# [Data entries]
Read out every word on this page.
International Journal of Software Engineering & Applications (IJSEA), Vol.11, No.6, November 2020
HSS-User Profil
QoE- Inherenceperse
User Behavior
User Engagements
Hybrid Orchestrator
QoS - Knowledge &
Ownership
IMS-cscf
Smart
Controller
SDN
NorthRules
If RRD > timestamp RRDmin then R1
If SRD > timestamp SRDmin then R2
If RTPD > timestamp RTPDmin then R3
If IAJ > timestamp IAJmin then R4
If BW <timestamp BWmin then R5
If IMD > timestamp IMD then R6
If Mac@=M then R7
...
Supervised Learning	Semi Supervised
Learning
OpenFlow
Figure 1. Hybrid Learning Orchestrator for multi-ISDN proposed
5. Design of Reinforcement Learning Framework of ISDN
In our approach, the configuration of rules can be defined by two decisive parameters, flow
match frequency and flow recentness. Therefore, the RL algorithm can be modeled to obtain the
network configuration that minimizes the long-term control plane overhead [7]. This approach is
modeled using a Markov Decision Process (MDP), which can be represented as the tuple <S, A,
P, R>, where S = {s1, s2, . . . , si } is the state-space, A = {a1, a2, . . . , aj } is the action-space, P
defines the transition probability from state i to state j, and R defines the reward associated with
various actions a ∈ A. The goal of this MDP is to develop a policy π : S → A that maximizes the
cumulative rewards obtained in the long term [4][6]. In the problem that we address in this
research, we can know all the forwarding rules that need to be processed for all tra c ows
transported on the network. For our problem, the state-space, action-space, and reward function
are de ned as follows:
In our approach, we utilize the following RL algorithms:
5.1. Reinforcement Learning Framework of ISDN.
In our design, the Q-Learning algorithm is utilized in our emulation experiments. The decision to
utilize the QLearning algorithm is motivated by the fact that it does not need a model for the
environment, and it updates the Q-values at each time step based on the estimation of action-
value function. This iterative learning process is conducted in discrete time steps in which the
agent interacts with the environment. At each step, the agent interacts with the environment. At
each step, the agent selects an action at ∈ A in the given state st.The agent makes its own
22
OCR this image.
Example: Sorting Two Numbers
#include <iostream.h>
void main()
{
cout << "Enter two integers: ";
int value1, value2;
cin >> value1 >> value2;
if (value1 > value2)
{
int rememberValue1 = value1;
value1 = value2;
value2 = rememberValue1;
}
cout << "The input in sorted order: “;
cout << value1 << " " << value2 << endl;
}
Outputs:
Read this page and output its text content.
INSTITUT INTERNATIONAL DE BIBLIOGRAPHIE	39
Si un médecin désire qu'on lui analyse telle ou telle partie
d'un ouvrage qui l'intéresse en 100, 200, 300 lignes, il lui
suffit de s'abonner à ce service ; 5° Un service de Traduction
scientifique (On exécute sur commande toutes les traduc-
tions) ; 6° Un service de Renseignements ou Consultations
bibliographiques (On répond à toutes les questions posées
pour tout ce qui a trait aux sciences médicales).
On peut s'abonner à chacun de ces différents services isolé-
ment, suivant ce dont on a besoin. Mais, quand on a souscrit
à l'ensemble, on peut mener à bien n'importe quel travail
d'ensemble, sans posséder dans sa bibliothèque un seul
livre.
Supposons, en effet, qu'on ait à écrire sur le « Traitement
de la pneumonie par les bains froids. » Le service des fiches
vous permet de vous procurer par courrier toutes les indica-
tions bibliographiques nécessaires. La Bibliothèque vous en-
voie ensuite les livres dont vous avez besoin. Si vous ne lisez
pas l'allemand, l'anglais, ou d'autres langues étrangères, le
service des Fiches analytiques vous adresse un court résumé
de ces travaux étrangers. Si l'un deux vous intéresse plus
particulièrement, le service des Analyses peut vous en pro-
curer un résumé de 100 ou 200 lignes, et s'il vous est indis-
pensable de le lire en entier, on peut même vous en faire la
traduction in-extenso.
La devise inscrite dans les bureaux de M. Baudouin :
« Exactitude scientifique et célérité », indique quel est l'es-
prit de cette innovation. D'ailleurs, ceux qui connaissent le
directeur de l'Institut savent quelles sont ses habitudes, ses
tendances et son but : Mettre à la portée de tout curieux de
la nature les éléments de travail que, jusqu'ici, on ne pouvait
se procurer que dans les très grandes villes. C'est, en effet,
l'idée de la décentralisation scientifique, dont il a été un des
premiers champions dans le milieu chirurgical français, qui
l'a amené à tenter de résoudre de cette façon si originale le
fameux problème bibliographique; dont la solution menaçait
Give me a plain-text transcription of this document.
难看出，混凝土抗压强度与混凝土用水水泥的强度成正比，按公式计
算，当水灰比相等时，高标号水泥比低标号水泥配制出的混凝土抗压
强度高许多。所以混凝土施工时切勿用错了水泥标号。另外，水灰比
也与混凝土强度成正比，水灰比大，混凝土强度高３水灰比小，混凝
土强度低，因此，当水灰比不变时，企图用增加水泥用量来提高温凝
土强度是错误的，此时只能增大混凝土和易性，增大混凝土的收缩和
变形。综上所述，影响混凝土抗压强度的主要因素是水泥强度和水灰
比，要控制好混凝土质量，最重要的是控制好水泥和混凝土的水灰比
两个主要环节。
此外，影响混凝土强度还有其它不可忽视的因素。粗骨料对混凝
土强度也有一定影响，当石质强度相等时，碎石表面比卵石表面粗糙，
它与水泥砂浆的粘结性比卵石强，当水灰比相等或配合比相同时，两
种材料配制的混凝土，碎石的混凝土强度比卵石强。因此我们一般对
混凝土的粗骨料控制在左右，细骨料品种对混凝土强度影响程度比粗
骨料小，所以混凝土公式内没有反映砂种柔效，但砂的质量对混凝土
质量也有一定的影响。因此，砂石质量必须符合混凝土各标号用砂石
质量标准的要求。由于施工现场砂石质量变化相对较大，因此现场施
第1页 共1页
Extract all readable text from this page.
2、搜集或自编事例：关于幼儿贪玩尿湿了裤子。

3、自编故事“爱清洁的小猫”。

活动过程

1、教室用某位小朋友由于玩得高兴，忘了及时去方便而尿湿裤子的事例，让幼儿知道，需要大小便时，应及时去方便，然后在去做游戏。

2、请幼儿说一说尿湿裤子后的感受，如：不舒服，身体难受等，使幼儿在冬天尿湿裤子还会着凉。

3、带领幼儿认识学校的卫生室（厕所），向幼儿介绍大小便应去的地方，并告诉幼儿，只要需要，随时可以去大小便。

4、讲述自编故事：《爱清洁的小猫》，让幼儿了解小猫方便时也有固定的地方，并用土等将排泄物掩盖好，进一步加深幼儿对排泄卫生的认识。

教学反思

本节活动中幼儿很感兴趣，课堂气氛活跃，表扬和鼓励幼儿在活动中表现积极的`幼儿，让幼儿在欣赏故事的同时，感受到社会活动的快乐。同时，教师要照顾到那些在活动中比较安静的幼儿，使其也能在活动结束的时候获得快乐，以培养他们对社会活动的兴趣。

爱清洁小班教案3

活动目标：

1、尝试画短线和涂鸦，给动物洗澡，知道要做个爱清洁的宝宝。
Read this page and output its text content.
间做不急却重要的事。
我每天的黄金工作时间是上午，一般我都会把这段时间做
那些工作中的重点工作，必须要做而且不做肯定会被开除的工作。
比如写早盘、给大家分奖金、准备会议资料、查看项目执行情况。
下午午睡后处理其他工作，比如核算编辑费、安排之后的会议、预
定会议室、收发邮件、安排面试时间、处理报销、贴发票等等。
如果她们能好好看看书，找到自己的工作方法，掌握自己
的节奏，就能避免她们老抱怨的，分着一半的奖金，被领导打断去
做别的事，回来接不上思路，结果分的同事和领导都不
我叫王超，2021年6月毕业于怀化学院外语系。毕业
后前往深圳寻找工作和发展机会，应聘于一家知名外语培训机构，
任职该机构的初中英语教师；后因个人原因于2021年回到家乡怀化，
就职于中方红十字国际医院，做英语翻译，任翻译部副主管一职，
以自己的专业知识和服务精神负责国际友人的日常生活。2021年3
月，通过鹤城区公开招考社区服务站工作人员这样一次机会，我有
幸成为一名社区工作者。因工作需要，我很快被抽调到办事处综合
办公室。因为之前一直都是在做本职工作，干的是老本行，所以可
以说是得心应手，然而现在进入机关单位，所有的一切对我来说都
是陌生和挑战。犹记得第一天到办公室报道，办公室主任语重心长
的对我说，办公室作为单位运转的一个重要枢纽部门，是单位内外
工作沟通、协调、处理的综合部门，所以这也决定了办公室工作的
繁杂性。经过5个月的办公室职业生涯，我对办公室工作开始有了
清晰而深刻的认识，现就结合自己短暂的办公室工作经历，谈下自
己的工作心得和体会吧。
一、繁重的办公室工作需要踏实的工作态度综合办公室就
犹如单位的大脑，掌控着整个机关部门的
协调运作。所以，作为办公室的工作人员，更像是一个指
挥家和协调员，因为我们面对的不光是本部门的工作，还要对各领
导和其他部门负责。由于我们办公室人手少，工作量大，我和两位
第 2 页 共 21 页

# [What to work on]
Report only how many lines in the records contain the word "procurer".

# [Solution]
2